● KUTIPAN DOKUMEN:
══════════

Syekh Ahmad Zaruq dalam kitabnya mewanti-wanti agar bertasawuf itu harus dibangun dengah pondasi fikih, karena tidak mungkin kita mengetahui hukum Tuhan kecuali dengan mempelajari fikih dan berfikih harus diiringi dengan tasawuf sebagai kontrol diri agar tidak menyalahgunakan ilmu yang dia kuasai. Imam Malik juga mengatakan, “Barangsiapa yang belajar tasawuf, tapi belum belajar fikih, maka akan berpotensi menjadi orang zindik. Barangsiapa yang belajar fikih, tetapi belum belajar tasawuf, maka akan berpotensi menjadi fasik”. Dari kedua konsep yang sama ini, kita bisa menarik pemahaman bahwa tasawuf dan fikih (ilmu syariat) memiliki hubungan dengan pola simbiosis mutualisme yang tidak bisa dipisahkan dan sifatnya saling melengkapi.

══════════

● TUGAS YANG DIKERJAKAN: Tolong tulis kembali kutipan tentang tasawuf dan fikih, mulai dari "Syekh Ahmad Zaruq" dan berakhir pada "sifatnya saling melengkapi.", dengan mengganti "kontrol diri" menjadi "pengendalian diri". Entri di bawah ini tidak berkaitan dengan kutipan tentang tasawuf dan fikih.

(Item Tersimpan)
══════════

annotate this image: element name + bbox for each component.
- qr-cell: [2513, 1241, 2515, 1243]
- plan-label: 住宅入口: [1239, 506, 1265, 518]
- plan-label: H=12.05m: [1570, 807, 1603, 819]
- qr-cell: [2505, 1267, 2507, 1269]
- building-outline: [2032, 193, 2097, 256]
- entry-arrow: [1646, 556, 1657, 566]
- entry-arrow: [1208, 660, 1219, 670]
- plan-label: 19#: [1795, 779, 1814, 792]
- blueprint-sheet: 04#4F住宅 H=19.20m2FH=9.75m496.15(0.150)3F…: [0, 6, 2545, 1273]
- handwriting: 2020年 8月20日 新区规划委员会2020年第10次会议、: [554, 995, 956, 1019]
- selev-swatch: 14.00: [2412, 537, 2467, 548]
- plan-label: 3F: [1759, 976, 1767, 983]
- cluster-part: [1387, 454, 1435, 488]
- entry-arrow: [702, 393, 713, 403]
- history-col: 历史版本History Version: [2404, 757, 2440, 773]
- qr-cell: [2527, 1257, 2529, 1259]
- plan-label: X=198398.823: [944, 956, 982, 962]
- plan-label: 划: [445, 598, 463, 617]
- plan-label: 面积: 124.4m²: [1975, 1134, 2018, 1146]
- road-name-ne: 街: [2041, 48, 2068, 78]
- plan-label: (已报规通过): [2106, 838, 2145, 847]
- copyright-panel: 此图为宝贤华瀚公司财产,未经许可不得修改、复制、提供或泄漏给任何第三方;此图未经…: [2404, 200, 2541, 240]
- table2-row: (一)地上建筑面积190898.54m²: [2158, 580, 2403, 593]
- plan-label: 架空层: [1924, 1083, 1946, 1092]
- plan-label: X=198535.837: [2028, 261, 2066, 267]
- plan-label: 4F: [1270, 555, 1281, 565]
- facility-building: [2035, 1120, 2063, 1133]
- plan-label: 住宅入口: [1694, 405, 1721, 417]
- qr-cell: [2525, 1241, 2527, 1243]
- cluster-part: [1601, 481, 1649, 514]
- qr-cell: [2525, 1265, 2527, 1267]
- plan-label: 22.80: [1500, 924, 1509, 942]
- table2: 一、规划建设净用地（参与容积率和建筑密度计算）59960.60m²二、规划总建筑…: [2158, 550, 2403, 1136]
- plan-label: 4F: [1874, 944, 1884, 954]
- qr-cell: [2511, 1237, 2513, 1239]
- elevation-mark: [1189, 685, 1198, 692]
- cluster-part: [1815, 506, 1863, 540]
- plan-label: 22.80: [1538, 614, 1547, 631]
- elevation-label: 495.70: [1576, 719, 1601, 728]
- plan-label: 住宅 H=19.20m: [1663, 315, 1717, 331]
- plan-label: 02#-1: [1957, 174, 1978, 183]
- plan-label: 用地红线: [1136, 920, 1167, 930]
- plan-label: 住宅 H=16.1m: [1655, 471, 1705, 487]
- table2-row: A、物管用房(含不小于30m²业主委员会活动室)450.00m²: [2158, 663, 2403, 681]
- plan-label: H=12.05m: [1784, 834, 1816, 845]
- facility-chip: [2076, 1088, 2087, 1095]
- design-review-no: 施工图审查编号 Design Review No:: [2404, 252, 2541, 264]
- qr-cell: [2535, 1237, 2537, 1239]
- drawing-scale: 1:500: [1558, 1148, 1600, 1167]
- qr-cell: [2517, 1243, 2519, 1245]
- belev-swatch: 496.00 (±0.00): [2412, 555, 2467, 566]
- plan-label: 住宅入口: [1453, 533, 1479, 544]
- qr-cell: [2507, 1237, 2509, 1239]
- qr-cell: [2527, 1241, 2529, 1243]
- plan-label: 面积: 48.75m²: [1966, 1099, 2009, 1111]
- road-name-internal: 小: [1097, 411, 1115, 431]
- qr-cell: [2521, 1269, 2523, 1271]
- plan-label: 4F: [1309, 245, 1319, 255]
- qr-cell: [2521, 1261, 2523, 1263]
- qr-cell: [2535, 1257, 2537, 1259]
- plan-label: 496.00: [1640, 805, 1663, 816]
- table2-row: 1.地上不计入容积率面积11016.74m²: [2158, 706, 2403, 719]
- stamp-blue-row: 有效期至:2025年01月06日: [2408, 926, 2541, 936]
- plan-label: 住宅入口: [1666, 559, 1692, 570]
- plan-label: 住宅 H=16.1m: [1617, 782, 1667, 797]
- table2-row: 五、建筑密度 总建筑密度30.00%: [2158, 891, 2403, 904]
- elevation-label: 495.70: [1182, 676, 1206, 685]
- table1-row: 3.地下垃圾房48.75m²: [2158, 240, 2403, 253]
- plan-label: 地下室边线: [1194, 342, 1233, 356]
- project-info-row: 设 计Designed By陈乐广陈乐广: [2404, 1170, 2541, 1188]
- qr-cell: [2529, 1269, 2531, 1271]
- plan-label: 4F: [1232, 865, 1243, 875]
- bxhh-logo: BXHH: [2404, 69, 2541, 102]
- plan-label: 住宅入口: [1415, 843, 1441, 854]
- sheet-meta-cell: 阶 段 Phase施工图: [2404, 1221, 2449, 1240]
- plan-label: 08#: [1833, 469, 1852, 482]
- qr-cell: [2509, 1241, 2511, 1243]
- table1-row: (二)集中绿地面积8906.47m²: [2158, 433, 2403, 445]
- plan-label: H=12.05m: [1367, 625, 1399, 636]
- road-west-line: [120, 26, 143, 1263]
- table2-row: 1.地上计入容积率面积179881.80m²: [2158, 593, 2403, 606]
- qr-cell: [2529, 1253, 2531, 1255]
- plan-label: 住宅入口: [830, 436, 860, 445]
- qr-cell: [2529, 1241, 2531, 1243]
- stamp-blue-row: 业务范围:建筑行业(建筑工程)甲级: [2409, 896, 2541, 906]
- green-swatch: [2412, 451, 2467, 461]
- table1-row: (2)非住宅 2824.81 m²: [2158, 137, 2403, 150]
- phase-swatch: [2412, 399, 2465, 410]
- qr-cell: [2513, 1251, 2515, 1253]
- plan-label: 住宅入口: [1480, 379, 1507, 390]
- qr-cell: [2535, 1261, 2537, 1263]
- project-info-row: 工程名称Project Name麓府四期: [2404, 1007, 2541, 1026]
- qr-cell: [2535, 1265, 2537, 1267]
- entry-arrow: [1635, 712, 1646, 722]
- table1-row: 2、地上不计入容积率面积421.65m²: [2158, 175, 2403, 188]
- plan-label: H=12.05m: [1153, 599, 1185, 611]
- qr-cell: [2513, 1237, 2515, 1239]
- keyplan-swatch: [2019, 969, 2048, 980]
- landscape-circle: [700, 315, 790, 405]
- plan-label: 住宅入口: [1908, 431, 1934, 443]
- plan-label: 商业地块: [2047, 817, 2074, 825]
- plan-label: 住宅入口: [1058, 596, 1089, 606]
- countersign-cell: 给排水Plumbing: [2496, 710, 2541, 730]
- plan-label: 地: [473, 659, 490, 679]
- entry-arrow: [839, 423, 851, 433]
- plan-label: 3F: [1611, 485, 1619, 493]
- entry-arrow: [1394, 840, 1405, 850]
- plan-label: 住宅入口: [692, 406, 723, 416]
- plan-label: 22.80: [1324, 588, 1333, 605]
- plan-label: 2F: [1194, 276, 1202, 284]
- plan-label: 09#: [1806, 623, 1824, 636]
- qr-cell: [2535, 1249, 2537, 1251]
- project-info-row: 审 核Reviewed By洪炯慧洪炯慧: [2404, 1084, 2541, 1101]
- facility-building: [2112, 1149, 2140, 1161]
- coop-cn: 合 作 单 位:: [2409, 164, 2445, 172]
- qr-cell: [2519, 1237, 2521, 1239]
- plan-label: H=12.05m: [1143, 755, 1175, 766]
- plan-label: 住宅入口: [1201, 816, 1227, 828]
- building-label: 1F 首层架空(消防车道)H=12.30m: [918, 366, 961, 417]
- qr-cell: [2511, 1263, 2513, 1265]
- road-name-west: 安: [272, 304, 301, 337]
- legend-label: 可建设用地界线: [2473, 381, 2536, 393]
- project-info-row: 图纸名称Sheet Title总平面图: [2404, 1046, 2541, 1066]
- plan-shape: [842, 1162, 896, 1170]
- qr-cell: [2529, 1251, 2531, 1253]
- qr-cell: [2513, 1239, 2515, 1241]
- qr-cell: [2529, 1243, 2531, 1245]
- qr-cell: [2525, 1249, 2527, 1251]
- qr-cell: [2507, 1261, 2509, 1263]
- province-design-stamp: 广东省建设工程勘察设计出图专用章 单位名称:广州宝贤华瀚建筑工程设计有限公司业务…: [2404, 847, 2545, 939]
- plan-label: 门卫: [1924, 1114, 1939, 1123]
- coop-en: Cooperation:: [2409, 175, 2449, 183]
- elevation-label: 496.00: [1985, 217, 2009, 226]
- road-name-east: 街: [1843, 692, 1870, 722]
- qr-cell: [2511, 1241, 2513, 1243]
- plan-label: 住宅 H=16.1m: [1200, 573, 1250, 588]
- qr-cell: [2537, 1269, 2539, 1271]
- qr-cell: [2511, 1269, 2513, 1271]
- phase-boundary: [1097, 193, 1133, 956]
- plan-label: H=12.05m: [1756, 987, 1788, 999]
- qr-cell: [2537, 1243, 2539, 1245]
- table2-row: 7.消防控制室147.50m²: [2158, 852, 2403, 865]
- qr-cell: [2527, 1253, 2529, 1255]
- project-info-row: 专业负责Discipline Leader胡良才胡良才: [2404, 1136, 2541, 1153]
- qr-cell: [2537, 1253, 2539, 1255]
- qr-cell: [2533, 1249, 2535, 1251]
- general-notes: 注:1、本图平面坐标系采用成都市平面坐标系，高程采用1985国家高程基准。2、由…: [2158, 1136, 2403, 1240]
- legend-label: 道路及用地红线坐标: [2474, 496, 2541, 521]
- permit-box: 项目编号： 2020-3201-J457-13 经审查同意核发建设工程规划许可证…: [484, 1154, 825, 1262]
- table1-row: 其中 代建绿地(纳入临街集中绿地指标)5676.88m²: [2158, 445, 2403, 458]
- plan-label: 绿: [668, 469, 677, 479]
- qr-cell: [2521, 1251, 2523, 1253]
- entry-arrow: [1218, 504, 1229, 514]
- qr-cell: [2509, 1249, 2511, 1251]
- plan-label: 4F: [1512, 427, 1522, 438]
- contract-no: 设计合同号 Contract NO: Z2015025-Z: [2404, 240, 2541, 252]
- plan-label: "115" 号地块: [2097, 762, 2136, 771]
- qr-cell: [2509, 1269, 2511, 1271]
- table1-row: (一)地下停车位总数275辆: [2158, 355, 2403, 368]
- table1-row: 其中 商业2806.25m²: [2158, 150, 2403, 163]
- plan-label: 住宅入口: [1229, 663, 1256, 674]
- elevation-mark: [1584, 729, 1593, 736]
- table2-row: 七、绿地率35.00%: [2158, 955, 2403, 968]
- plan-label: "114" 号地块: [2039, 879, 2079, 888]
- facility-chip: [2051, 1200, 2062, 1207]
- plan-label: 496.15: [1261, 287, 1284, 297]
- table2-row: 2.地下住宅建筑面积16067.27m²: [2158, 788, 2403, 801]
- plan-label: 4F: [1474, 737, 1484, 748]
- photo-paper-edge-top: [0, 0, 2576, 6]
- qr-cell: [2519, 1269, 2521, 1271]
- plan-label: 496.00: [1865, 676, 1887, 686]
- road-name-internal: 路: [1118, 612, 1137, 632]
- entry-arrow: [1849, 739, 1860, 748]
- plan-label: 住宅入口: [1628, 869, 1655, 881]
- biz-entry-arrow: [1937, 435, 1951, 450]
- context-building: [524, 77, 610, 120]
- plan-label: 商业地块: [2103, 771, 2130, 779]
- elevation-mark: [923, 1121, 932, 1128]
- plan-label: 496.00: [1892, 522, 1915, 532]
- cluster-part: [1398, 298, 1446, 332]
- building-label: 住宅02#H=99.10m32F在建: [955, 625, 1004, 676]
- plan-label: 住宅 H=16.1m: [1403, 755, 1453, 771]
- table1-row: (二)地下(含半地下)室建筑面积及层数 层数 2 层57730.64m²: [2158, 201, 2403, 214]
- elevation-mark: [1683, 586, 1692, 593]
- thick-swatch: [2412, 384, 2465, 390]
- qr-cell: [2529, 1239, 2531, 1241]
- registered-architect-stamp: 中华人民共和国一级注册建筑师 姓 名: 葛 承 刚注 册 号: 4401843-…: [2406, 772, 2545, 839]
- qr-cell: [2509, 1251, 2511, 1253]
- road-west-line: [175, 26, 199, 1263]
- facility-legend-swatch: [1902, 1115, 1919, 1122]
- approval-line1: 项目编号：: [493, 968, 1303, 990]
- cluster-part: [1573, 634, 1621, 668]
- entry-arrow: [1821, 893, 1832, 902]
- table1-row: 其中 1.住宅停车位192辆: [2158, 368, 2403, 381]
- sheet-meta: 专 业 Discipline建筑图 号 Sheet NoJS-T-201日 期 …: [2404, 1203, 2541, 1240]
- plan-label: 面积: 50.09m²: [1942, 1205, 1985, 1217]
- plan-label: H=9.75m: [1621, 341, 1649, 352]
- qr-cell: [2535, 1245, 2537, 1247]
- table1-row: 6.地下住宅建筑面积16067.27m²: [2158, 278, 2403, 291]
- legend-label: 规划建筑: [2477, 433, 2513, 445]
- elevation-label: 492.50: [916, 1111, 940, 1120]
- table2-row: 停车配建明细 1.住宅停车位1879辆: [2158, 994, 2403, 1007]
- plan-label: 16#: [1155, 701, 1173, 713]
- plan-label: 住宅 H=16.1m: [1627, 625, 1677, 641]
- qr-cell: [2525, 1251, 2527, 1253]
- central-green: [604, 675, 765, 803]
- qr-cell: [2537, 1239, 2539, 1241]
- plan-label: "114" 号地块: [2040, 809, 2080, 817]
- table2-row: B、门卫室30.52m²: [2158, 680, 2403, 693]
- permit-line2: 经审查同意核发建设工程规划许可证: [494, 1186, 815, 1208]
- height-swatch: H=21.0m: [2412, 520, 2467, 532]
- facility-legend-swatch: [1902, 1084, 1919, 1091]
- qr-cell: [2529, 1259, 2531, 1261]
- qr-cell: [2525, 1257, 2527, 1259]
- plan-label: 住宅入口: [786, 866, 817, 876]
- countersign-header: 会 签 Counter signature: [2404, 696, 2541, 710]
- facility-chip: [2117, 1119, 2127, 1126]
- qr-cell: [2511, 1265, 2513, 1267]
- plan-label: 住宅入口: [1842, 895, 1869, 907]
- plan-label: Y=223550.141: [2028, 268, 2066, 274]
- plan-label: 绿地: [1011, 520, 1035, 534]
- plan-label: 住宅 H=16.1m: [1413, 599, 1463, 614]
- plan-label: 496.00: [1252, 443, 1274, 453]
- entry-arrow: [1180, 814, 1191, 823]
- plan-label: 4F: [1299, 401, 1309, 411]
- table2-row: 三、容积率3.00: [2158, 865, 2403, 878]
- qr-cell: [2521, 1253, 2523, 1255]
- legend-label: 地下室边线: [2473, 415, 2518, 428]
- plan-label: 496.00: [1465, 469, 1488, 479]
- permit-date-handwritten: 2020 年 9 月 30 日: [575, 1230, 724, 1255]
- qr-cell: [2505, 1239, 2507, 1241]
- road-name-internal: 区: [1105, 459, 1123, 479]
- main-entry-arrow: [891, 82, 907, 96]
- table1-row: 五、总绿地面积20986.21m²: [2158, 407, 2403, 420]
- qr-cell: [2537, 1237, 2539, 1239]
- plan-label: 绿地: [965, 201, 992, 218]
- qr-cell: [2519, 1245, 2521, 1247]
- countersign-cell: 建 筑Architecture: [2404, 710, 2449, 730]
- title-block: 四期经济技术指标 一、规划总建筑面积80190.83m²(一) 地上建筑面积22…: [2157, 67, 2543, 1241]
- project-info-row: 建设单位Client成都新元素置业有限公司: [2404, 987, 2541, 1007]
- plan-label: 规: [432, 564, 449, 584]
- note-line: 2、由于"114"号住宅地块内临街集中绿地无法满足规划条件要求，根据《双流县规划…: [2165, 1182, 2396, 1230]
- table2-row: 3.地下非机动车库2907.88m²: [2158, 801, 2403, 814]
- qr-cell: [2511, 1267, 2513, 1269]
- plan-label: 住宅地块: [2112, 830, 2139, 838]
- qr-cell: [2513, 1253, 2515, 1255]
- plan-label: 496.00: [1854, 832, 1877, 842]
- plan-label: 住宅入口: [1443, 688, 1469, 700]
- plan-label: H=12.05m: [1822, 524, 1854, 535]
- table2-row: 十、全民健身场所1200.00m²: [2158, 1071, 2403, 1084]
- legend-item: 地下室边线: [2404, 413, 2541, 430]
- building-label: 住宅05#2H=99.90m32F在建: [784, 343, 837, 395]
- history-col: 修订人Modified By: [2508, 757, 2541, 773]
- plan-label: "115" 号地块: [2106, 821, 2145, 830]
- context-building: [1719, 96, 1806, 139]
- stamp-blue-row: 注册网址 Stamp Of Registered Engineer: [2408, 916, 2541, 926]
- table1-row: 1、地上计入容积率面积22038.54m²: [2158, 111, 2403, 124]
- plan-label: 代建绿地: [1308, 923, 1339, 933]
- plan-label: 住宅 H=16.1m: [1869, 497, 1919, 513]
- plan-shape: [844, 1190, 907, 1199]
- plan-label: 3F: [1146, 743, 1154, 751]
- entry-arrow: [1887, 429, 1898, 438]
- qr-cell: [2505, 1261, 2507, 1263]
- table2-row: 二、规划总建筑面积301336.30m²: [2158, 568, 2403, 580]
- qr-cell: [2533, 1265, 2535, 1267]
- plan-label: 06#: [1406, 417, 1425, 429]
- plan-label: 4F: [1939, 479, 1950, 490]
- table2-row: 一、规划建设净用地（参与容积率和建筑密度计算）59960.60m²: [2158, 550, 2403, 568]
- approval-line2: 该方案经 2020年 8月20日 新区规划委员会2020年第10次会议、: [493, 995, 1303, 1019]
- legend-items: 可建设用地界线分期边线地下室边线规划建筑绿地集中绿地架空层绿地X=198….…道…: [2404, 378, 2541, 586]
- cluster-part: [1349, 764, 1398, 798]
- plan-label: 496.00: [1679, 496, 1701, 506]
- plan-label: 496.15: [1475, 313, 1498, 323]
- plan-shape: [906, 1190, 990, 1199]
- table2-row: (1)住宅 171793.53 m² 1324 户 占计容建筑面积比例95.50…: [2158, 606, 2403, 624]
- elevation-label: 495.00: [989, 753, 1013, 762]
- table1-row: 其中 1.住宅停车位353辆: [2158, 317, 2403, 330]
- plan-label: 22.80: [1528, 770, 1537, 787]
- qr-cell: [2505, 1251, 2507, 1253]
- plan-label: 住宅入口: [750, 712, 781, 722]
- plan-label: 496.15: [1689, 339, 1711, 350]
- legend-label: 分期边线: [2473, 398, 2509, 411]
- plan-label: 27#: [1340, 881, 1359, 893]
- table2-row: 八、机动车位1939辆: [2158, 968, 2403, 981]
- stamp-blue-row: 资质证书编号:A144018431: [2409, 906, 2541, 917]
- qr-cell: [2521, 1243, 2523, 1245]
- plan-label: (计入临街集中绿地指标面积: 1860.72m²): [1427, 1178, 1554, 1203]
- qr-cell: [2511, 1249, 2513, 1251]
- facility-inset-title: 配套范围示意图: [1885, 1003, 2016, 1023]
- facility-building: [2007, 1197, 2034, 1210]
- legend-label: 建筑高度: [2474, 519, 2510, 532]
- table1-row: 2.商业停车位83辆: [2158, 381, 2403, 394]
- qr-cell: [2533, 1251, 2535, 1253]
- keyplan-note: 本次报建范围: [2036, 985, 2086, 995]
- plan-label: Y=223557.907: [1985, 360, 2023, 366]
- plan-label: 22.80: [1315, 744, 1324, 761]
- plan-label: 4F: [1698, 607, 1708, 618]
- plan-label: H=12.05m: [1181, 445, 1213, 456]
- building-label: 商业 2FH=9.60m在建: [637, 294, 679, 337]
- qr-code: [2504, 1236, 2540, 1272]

══════════

● HASIL TUGAS:
Syekh Ahmad Zaruq dalam kitabnya mewanti-wanti agar bertasawuf itu harus dibangun dengah pondasi fikih, karena tidak mungkin kita mengetahui hukum Tuhan kecuali dengan mempelajari fikih dan berfikih harus diiringi dengan tasawuf sebagai pengendalian diri agar tidak menyalahgunakan ilmu yang dia kuasai. Imam Malik juga mengatakan, “Barangsiapa yang belajar tasawuf, tapi belum belajar fikih, maka akan berpotensi menjadi orang zindik. Barangsiapa yang belajar fikih, tetapi belum belajar tasawuf, maka akan berpotensi menjadi fasik”. Dari kedua konsep yang sama ini, kita bisa menarik pemahaman bahwa tasawuf dan fikih (ilmu syariat) memiliki hubungan dengan pola simbiosis mutualisme yang tidak bisa dipisahkan dan sifatnya saling melengkapi.